## Information shown
####################
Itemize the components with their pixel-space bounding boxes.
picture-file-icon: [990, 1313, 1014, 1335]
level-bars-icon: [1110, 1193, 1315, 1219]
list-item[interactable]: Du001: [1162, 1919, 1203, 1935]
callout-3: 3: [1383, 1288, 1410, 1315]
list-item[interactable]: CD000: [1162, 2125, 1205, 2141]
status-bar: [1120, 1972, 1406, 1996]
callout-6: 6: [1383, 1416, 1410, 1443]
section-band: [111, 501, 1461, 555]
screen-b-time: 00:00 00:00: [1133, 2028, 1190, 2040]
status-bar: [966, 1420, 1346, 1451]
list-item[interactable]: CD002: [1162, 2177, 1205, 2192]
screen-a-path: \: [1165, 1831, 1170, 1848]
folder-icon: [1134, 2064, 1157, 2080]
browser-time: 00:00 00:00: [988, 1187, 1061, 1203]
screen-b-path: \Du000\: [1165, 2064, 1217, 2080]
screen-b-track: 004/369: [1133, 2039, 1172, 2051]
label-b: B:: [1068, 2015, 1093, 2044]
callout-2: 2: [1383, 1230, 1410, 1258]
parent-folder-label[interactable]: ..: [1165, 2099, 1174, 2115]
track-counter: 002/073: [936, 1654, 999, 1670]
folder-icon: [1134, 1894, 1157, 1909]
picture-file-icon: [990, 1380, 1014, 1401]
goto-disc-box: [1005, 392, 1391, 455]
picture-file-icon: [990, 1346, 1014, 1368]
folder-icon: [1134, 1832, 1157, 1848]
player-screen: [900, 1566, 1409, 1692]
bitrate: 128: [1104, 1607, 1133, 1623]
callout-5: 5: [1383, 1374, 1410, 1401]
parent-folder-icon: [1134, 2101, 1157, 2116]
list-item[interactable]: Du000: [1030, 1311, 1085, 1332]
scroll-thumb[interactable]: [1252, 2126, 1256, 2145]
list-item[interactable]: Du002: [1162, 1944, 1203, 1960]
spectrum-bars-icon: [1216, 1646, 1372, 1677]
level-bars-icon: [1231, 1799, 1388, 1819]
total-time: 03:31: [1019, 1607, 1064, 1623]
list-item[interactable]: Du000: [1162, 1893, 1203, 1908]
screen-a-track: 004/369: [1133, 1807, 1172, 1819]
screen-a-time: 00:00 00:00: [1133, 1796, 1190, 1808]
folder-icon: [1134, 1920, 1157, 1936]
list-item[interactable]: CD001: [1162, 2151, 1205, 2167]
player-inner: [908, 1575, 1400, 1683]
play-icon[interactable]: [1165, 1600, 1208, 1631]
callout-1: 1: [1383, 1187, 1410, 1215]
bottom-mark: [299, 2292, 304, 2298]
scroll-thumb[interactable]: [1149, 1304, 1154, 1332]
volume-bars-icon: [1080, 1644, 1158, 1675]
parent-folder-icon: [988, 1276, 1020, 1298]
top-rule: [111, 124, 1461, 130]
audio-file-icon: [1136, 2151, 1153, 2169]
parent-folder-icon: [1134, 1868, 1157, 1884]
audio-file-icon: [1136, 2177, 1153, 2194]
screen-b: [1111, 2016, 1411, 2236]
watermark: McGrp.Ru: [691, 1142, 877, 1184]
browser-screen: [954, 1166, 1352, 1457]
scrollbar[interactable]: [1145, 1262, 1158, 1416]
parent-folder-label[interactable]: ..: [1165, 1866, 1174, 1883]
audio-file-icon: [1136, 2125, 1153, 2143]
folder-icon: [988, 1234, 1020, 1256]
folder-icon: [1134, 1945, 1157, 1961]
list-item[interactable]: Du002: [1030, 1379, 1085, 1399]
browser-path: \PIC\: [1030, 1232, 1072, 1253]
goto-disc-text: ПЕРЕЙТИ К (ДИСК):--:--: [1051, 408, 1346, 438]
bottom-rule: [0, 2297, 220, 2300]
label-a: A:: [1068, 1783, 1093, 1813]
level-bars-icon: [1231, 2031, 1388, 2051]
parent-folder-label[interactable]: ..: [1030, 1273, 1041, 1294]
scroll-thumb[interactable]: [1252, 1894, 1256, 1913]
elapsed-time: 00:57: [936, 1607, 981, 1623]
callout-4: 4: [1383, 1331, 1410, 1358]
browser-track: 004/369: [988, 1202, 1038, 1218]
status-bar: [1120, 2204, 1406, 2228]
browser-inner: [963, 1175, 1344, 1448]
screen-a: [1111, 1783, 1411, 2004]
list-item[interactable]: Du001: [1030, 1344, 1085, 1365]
####################
Pull out every line from the entries above that contains the string "path".

## Exercise response
screen-a-path: \: [1165, 1831, 1170, 1848]
screen-b-path: \Du000\: [1165, 2064, 1217, 2080]
browser-path: \PIC\: [1030, 1232, 1072, 1253]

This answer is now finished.